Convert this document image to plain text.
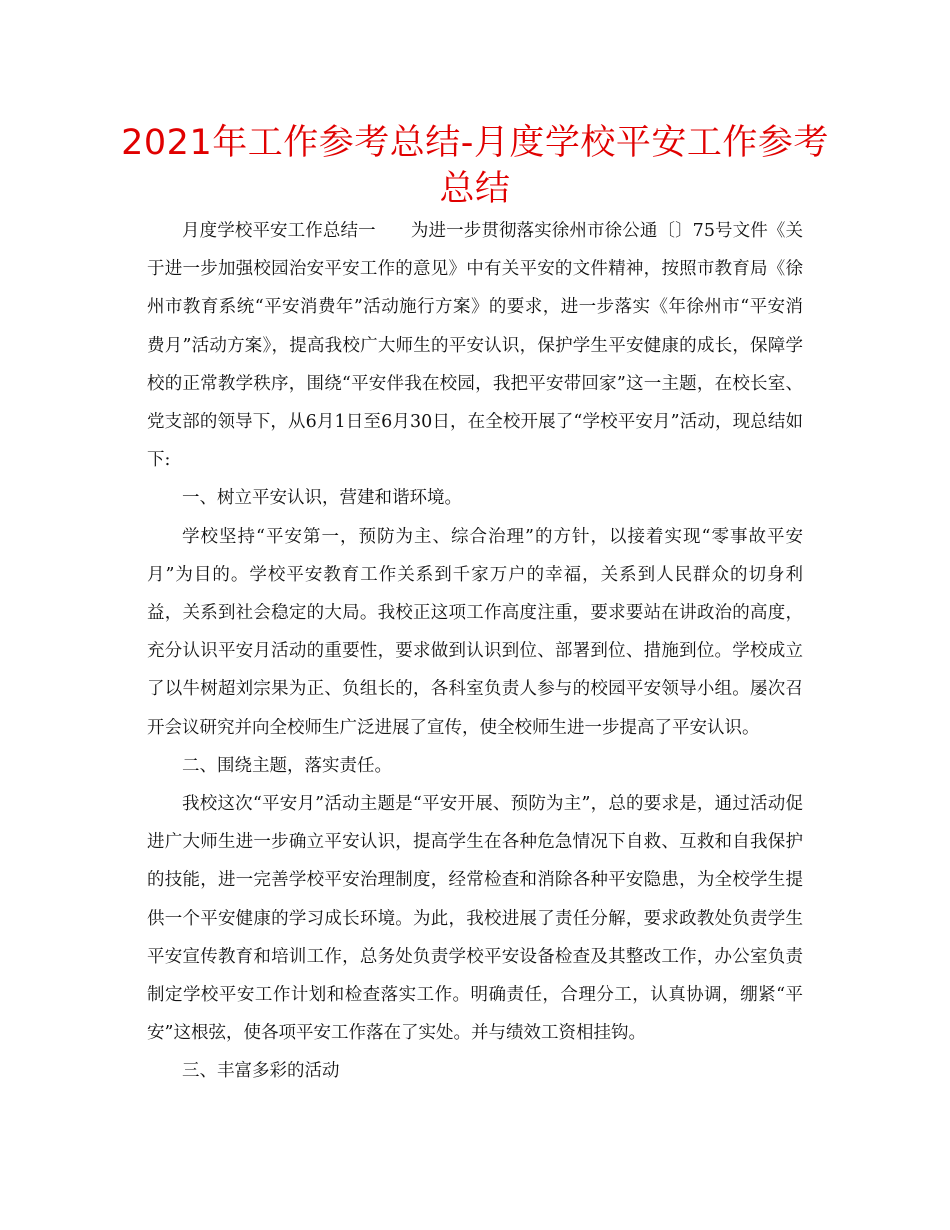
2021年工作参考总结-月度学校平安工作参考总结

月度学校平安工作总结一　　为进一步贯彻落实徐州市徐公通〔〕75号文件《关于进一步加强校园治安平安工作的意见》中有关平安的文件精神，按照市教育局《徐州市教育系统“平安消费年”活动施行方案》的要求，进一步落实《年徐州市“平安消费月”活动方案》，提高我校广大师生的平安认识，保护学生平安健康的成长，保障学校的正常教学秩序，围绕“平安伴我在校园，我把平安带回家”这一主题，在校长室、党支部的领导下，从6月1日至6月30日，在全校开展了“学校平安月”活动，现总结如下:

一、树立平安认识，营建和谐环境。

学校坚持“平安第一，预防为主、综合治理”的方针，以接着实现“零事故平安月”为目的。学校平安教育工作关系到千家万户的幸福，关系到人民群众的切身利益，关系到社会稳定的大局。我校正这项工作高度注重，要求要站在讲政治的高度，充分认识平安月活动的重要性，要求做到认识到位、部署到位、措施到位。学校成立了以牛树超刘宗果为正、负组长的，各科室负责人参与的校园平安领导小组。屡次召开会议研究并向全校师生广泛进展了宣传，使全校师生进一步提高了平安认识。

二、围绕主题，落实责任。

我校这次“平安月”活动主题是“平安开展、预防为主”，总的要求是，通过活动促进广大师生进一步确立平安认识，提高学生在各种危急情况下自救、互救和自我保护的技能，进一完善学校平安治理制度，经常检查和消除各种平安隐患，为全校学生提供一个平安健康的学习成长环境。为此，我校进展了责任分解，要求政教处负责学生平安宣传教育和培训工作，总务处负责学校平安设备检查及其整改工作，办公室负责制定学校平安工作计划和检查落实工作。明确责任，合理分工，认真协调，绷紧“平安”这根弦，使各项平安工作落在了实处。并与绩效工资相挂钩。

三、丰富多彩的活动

====================

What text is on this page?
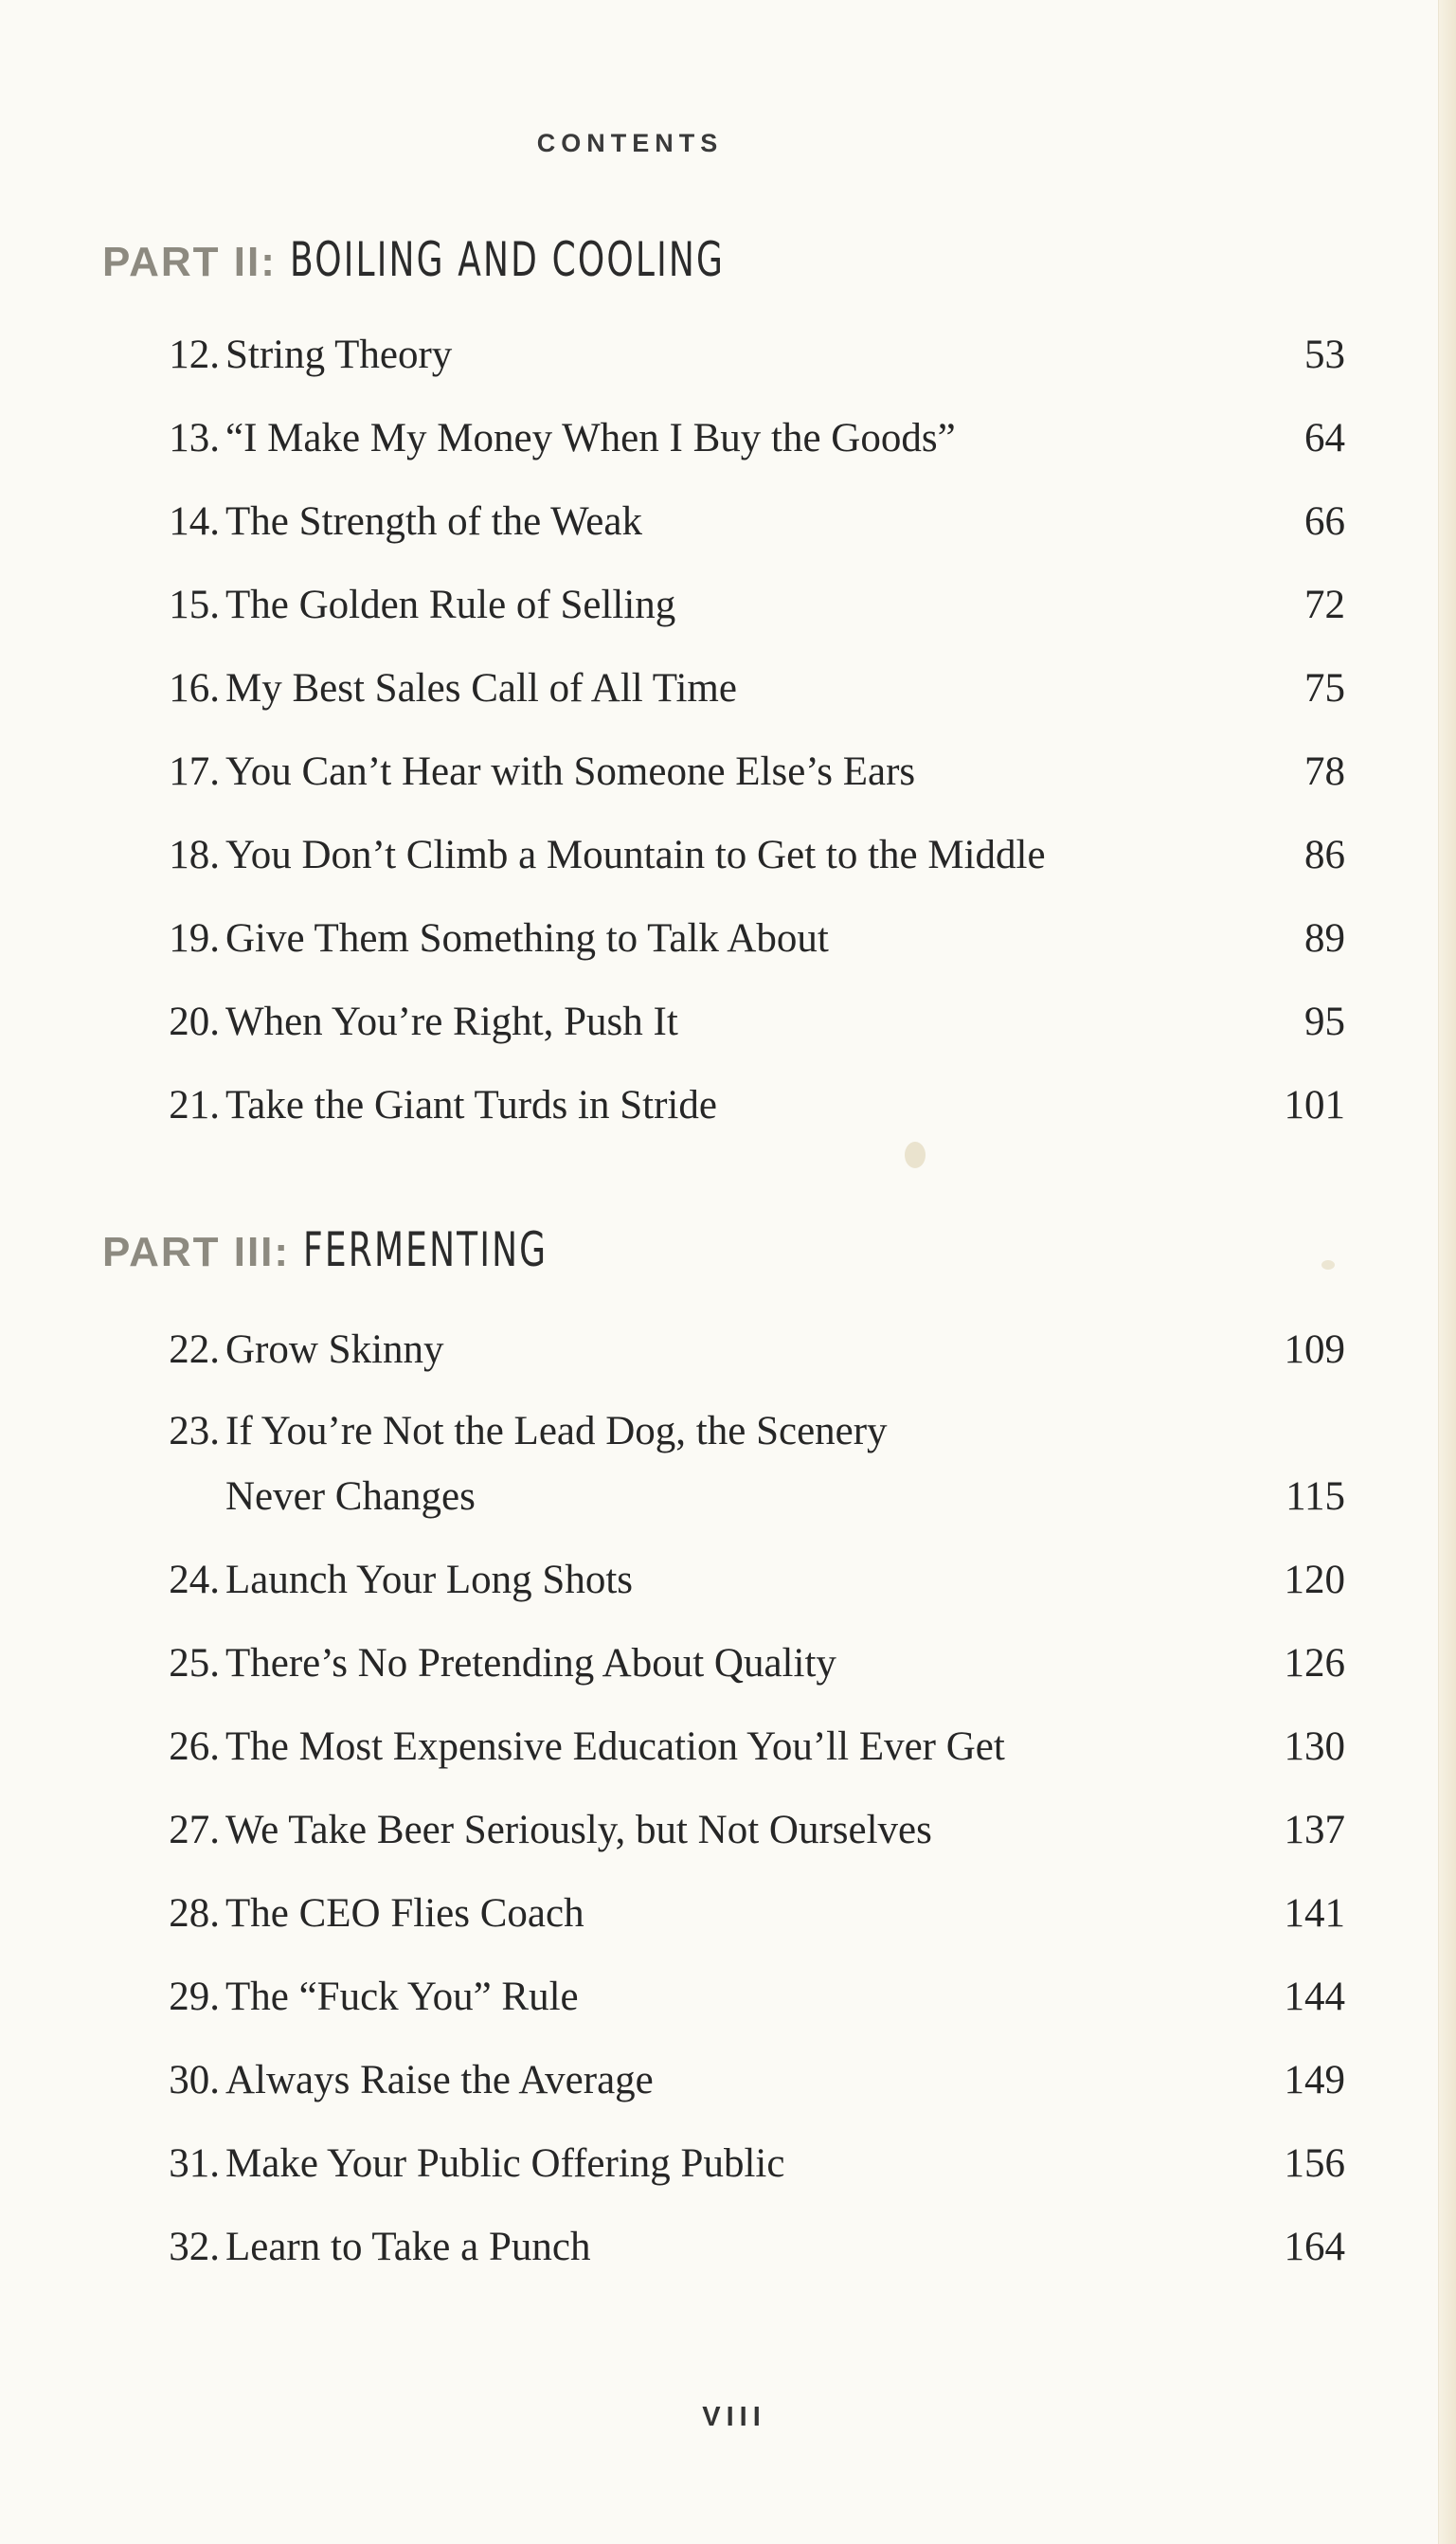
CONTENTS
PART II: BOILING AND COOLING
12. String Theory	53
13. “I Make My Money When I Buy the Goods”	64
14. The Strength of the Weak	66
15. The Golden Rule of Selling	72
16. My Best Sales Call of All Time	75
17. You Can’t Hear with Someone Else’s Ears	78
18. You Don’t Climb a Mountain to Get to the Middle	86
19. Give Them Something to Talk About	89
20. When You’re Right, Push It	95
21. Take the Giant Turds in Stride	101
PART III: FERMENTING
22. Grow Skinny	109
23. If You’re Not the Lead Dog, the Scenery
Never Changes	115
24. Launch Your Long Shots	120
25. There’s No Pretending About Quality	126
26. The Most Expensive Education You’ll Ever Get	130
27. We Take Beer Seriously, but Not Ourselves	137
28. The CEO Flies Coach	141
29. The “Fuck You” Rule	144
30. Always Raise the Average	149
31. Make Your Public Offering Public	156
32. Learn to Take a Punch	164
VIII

====================

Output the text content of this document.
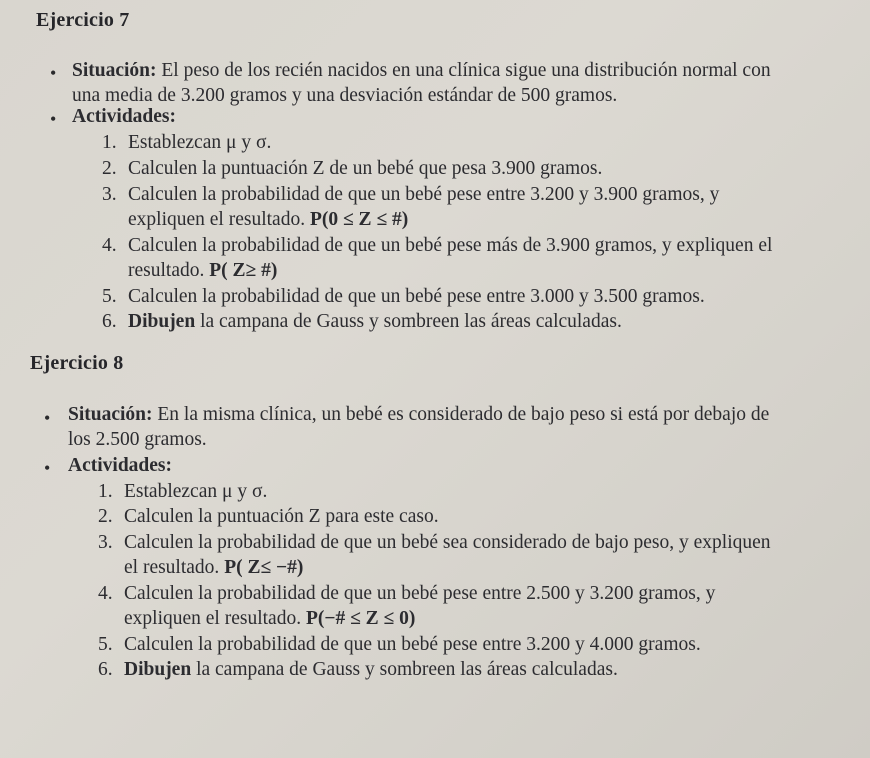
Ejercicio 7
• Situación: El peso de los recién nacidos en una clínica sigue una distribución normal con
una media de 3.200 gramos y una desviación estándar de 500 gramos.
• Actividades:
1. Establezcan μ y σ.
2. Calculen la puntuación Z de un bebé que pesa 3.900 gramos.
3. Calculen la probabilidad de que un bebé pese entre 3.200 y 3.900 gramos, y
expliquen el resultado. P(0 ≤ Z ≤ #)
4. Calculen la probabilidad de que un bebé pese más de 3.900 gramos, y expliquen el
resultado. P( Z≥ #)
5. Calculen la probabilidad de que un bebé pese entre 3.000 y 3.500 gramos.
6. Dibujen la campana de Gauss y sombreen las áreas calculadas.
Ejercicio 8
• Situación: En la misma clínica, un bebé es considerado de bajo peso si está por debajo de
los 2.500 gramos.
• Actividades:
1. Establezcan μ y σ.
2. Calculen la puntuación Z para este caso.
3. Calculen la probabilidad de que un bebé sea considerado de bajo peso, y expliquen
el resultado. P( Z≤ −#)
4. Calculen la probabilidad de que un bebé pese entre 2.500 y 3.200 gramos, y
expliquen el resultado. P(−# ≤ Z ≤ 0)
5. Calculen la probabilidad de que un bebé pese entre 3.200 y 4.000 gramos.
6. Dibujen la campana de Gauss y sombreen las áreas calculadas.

====================

Using the listing above, locate the lines that hold "text" and copy each one.

## RESULT FOR THIS EXERCISE
Convert this document image to plain text.
What text is on this page?
Output the text content of this document.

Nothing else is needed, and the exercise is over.